Start of The data

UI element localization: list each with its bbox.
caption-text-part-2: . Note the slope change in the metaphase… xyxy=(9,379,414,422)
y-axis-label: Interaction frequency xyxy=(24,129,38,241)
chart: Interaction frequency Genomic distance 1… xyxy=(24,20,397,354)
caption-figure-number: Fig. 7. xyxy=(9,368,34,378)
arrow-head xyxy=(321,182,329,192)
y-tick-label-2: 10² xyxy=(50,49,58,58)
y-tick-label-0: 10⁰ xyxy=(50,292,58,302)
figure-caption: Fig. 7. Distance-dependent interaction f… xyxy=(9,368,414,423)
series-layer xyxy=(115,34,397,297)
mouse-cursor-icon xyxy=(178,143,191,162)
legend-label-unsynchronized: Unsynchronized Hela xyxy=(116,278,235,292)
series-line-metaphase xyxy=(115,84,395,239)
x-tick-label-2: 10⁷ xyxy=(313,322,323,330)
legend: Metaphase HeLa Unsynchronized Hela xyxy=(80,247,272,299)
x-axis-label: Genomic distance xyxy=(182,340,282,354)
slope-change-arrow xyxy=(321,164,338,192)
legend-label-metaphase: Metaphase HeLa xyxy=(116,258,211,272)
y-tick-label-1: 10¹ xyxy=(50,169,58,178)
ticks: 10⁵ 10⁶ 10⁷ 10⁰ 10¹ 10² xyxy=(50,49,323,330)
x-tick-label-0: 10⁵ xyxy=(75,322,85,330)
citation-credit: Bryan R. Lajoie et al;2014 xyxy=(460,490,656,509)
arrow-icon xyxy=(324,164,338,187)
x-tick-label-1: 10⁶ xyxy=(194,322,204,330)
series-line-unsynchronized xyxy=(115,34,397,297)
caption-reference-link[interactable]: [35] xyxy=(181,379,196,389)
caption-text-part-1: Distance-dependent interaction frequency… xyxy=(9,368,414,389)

End of The data

*How to complete this task:*
All lines in the records above with "part" need to be found and copied.

*Output of the exercise:*
caption-text-part-2: . Note the slope change in the metaphase… xyxy=(9,379,414,422)
caption-text-part-1: Distance-dependent interaction frequency… xyxy=(9,368,414,389)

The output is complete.